■ Written instruction
Return the data below verbatim, line by line, without altering, omitting, or adding any character.

■ Supplied data
[Start]
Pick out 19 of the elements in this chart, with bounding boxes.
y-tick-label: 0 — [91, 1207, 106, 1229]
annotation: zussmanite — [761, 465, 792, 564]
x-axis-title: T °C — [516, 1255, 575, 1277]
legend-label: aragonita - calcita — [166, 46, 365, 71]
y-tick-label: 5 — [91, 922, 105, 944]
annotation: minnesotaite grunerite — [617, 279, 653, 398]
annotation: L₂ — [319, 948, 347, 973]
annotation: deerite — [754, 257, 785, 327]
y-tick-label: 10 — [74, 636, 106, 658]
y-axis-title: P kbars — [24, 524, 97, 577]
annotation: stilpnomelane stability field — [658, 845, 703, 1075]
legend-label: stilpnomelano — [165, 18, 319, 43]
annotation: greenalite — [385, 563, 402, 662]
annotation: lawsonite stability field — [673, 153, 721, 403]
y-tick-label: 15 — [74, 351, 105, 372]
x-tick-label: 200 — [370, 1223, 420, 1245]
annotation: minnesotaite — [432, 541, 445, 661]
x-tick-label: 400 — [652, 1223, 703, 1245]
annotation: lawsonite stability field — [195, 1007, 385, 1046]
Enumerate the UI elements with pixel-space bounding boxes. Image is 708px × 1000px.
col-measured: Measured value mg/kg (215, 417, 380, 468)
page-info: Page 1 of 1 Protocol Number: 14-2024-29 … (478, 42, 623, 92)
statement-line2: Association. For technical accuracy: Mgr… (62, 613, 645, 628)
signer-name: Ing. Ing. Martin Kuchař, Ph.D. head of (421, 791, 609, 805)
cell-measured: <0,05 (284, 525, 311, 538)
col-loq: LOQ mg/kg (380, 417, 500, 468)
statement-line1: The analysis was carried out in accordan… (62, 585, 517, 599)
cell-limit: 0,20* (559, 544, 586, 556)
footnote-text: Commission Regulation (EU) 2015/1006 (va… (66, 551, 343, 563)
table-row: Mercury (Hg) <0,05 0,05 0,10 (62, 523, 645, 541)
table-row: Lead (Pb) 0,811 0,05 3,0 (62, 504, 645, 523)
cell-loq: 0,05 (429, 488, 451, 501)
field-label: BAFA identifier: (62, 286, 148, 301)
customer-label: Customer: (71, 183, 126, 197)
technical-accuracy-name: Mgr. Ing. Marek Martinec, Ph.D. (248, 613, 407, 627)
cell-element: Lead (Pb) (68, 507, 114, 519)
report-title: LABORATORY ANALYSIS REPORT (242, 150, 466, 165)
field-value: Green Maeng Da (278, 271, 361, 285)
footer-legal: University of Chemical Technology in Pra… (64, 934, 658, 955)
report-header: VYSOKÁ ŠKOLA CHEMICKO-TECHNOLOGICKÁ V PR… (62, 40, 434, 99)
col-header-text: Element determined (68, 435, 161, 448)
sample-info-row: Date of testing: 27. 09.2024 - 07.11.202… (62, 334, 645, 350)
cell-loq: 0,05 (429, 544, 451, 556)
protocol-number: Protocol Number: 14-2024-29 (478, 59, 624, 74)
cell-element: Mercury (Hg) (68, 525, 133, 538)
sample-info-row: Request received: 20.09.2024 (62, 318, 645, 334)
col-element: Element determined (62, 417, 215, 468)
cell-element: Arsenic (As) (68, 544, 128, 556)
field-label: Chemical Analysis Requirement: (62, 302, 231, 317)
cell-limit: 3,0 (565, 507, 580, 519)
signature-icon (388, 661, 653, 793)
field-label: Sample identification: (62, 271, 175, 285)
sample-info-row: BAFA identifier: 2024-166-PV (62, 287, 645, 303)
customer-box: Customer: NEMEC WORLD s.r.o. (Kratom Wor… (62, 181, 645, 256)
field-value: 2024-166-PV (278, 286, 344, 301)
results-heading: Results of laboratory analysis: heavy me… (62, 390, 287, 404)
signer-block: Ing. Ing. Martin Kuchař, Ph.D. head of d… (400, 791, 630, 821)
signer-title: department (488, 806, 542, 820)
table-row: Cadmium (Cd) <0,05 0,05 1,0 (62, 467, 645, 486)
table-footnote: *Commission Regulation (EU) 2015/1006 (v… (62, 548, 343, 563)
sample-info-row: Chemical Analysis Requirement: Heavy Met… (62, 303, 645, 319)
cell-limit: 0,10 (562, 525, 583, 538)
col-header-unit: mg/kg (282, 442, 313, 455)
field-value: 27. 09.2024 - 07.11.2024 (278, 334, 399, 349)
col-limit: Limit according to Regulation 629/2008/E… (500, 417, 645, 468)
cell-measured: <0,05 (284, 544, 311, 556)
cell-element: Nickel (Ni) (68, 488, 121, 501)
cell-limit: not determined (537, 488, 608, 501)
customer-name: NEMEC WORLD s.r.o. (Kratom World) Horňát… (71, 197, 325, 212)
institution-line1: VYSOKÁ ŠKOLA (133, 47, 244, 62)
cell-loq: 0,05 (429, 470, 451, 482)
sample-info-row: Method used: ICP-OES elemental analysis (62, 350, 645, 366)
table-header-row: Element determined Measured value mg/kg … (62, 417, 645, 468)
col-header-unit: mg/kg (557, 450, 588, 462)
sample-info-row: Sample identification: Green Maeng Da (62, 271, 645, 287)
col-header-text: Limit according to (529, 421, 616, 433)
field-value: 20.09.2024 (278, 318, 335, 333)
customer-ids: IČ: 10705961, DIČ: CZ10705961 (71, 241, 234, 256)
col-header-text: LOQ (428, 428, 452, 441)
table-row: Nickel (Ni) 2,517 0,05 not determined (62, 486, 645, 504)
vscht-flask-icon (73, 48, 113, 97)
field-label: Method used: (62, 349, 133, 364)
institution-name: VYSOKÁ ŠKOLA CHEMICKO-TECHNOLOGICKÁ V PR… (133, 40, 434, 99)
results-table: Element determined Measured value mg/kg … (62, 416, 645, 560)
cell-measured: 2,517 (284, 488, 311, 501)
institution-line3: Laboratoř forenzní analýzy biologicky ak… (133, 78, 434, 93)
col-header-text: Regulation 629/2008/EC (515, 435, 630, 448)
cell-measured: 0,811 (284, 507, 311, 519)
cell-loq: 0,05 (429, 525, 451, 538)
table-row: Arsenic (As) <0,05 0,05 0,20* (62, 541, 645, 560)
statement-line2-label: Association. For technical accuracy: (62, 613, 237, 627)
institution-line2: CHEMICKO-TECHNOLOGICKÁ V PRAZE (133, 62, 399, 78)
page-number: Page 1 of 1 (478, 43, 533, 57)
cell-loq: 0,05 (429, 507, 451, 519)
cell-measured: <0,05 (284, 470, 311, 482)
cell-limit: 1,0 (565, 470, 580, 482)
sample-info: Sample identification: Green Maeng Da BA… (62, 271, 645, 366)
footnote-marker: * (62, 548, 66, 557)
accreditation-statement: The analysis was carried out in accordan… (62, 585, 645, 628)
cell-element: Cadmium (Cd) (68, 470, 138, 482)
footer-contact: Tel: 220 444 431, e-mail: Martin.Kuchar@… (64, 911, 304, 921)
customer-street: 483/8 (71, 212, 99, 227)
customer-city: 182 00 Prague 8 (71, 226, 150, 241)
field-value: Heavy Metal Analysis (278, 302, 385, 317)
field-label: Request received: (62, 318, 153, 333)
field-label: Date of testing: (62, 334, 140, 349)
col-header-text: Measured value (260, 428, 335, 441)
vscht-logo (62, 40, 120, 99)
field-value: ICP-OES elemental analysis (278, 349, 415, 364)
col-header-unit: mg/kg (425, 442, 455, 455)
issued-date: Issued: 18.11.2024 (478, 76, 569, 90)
[End]
■ Task response
Pick out 19 of the elements in this chart, with bounding boxes.
y-tick-label: 0 — [91, 1207, 106, 1229]
annotation: zussmanite — [761, 465, 792, 564]
x-axis-title: T °C — [516, 1255, 575, 1277]
legend-label: aragonita - calcita — [166, 46, 365, 71]
y-tick-label: 5 — [91, 922, 105, 944]
annotation: minnesotaite grunerite — [617, 279, 653, 398]
annotation: L₂ — [319, 948, 347, 973]
annotation: deerite — [754, 257, 785, 327]
y-tick-label: 10 — [74, 636, 106, 658]
y-axis-title: P kbars — [24, 524, 97, 577]
annotation: stilpnomelane stability field — [658, 845, 703, 1075]
legend-label: stilpnomelano — [165, 18, 319, 43]
annotation: greenalite — [385, 563, 402, 662]
annotation: lawsonite stability field — [673, 153, 721, 403]
y-tick-label: 15 — [74, 351, 105, 372]
x-tick-label: 200 — [370, 1223, 420, 1245]
annotation: minnesotaite — [432, 541, 445, 661]
x-tick-label: 400 — [652, 1223, 703, 1245]
annotation: lawsonite stability field — [195, 1007, 385, 1046]
Enumerate the UI elements with pixel-space bounding boxes. Image is 708px × 1000px.
col-measured: Measured value mg/kg (215, 417, 380, 468)
page-info: Page 1 of 1 Protocol Number: 14-2024-29 … (478, 42, 623, 92)
statement-line2: Association. For technical accuracy: Mgr… (62, 613, 645, 628)
signer-name: Ing. Ing. Martin Kuchař, Ph.D. head of (421, 791, 609, 805)
cell-measured: <0,05 (284, 525, 311, 538)
col-loq: LOQ mg/kg (380, 417, 500, 468)
statement-line1: The analysis was carried out in accordan… (62, 585, 517, 599)
cell-limit: 0,20* (559, 544, 586, 556)
footnote-text: Commission Regulation (EU) 2015/1006 (va… (66, 551, 343, 563)
table-row: Mercury (Hg) <0,05 0,05 0,10 (62, 523, 645, 541)
table-row: Lead (Pb) 0,811 0,05 3,0 (62, 504, 645, 523)
cell-loq: 0,05 (429, 488, 451, 501)
field-label: BAFA identifier: (62, 286, 148, 301)
customer-label: Customer: (71, 183, 126, 197)
technical-accuracy-name: Mgr. Ing. Marek Martinec, Ph.D. (248, 613, 407, 627)
cell-element: Lead (Pb) (68, 507, 114, 519)
report-title: LABORATORY ANALYSIS REPORT (242, 150, 466, 165)
field-value: Green Maeng Da (278, 271, 361, 285)
footer-legal: University of Chemical Technology in Pra… (64, 934, 658, 955)
report-header: VYSOKÁ ŠKOLA CHEMICKO-TECHNOLOGICKÁ V PR… (62, 40, 434, 99)
col-header-text: Element determined (68, 435, 161, 448)
sample-info-row: Date of testing: 27. 09.2024 - 07.11.202… (62, 334, 645, 350)
cell-loq: 0,05 (429, 544, 451, 556)
protocol-number: Protocol Number: 14-2024-29 (478, 59, 624, 74)
cell-element: Mercury (Hg) (68, 525, 133, 538)
sample-info-row: Request received: 20.09.2024 (62, 318, 645, 334)
col-element: Element determined (62, 417, 215, 468)
cell-element: Arsenic (As) (68, 544, 128, 556)
field-label: Chemical Analysis Requirement: (62, 302, 231, 317)
cell-limit: 3,0 (565, 507, 580, 519)
signature-icon (388, 661, 653, 793)
field-label: Sample identification: (62, 271, 175, 285)
sample-info-row: BAFA identifier: 2024-166-PV (62, 287, 645, 303)
customer-box: Customer: NEMEC WORLD s.r.o. (Kratom Wor… (62, 181, 645, 256)
field-value: 2024-166-PV (278, 286, 344, 301)
results-heading: Results of laboratory analysis: heavy me… (62, 390, 287, 404)
signer-block: Ing. Ing. Martin Kuchař, Ph.D. head of d… (400, 791, 630, 821)
signer-title: department (488, 806, 542, 820)
table-row: Cadmium (Cd) <0,05 0,05 1,0 (62, 467, 645, 486)
table-footnote: *Commission Regulation (EU) 2015/1006 (v… (62, 548, 343, 563)
sample-info-row: Chemical Analysis Requirement: Heavy Met… (62, 303, 645, 319)
cell-limit: 0,10 (562, 525, 583, 538)
col-header-unit: mg/kg (282, 442, 313, 455)
field-value: 27. 09.2024 - 07.11.2024 (278, 334, 399, 349)
col-limit: Limit according to Regulation 629/2008/E… (500, 417, 645, 468)
cell-measured: <0,05 (284, 544, 311, 556)
cell-element: Nickel (Ni) (68, 488, 121, 501)
cell-limit: not determined (537, 488, 608, 501)
customer-name: NEMEC WORLD s.r.o. (Kratom World) Horňát… (71, 197, 325, 212)
institution-line1: VYSOKÁ ŠKOLA (133, 47, 244, 62)
cell-loq: 0,05 (429, 470, 451, 482)
sample-info-row: Method used: ICP-OES elemental analysis (62, 350, 645, 366)
table-header-row: Element determined Measured value mg/kg … (62, 417, 645, 468)
col-header-unit: mg/kg (557, 450, 588, 462)
sample-info-row: Sample identification: Green Maeng Da (62, 271, 645, 287)
col-header-text: Limit according to (529, 421, 616, 433)
field-value: 20.09.2024 (278, 318, 335, 333)
customer-ids: IČ: 10705961, DIČ: CZ10705961 (71, 241, 234, 256)
col-header-text: LOQ (428, 428, 452, 441)
table-row: Nickel (Ni) 2,517 0,05 not determined (62, 486, 645, 504)
vscht-flask-icon (73, 48, 113, 97)
field-label: Method used: (62, 349, 133, 364)
institution-name: VYSOKÁ ŠKOLA CHEMICKO-TECHNOLOGICKÁ V PR… (133, 40, 434, 99)
results-table: Element determined Measured value mg/kg … (62, 416, 645, 560)
cell-measured: 2,517 (284, 488, 311, 501)
institution-line3: Laboratoř forenzní analýzy biologicky ak… (133, 78, 434, 93)
col-header-text: Regulation 629/2008/EC (515, 435, 630, 448)
cell-measured: 0,811 (284, 507, 311, 519)
cell-loq: 0,05 (429, 525, 451, 538)
table-row: Arsenic (As) <0,05 0,05 0,20* (62, 541, 645, 560)
statement-line2-label: Association. For technical accuracy: (62, 613, 237, 627)
institution-line2: CHEMICKO-TECHNOLOGICKÁ V PRAZE (133, 62, 399, 78)
page-number: Page 1 of 1 (478, 43, 533, 57)
cell-loq: 0,05 (429, 507, 451, 519)
cell-measured: <0,05 (284, 470, 311, 482)
cell-limit: 1,0 (565, 470, 580, 482)
sample-info: Sample identification: Green Maeng Da BA… (62, 271, 645, 366)
footnote-marker: * (62, 548, 66, 557)
accreditation-statement: The analysis was carried out in accordan… (62, 585, 645, 628)
cell-element: Cadmium (Cd) (68, 470, 138, 482)
footer-contact: Tel: 220 444 431, e-mail: Martin.Kuchar@… (64, 911, 304, 921)
customer-street: 483/8 (71, 212, 99, 227)
customer-city: 182 00 Prague 8 (71, 226, 150, 241)
field-value: Heavy Metal Analysis (278, 302, 385, 317)
field-label: Request received: (62, 318, 153, 333)
field-label: Date of testing: (62, 334, 140, 349)
col-header-text: Measured value (260, 428, 335, 441)
vscht-logo (62, 40, 120, 99)
field-value: ICP-OES elemental analysis (278, 349, 415, 364)
col-header-unit: mg/kg (425, 442, 455, 455)
issued-date: Issued: 18.11.2024 (478, 76, 569, 90)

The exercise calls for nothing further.